◆ Prompt: Leave the pictures out and transcribe every record exactly.
━━━━━ Provided records
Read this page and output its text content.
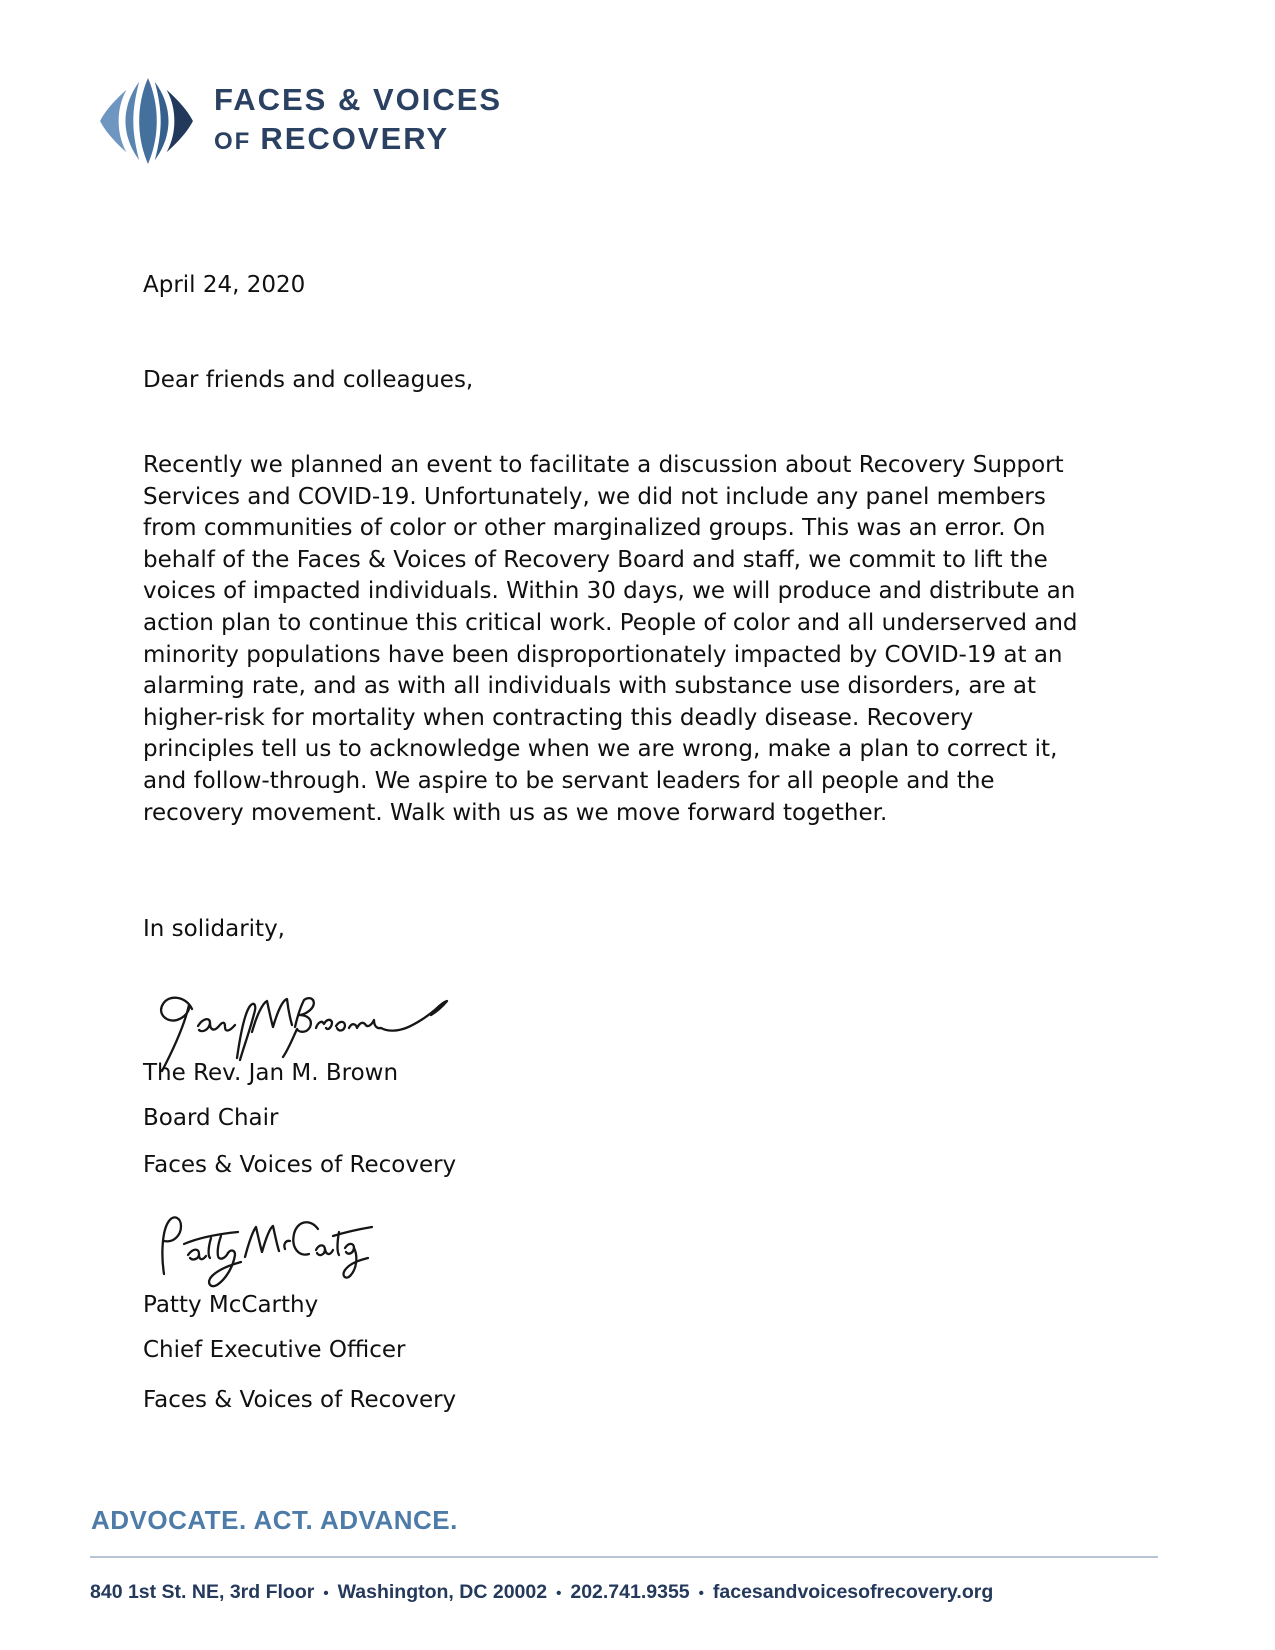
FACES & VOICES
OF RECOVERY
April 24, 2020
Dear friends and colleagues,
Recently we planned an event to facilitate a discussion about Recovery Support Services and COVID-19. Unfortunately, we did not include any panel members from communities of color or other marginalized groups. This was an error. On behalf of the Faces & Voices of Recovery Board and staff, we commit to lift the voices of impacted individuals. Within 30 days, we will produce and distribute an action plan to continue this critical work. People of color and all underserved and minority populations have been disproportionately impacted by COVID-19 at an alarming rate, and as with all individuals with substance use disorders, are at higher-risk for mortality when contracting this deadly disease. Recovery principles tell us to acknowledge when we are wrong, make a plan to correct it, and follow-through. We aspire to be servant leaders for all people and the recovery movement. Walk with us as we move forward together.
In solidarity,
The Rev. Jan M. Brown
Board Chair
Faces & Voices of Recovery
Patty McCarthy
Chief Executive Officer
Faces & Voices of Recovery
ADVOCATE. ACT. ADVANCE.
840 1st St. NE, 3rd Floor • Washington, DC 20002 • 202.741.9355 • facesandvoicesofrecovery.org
━━━━━━━━━━
◆ Response to this task:
Read this page and output its text content.
FACES & VOICES
OF RECOVERY
April 24, 2020
Dear friends and colleagues,
Recently we planned an event to facilitate a discussion about Recovery Support Services and COVID-19. Unfortunately, we did not include any panel members from communities of color or other marginalized groups. This was an error. On behalf of the Faces & Voices of Recovery Board and staff, we commit to lift the voices of impacted individuals. Within 30 days, we will produce and distribute an action plan to continue this critical work. People of color and all underserved and minority populations have been disproportionately impacted by COVID-19 at an alarming rate, and as with all individuals with substance use disorders, are at higher-risk for mortality when contracting this deadly disease. Recovery principles tell us to acknowledge when we are wrong, make a plan to correct it, and follow-through. We aspire to be servant leaders for all people and the recovery movement. Walk with us as we move forward together.
In solidarity,
The Rev. Jan M. Brown
Board Chair
Faces & Voices of Recovery
Patty McCarthy
Chief Executive Officer
Faces & Voices of Recovery
ADVOCATE. ACT. ADVANCE.
840 1st St. NE, 3rd Floor • Washington, DC 20002 • 202.741.9355 • facesandvoicesofrecovery.org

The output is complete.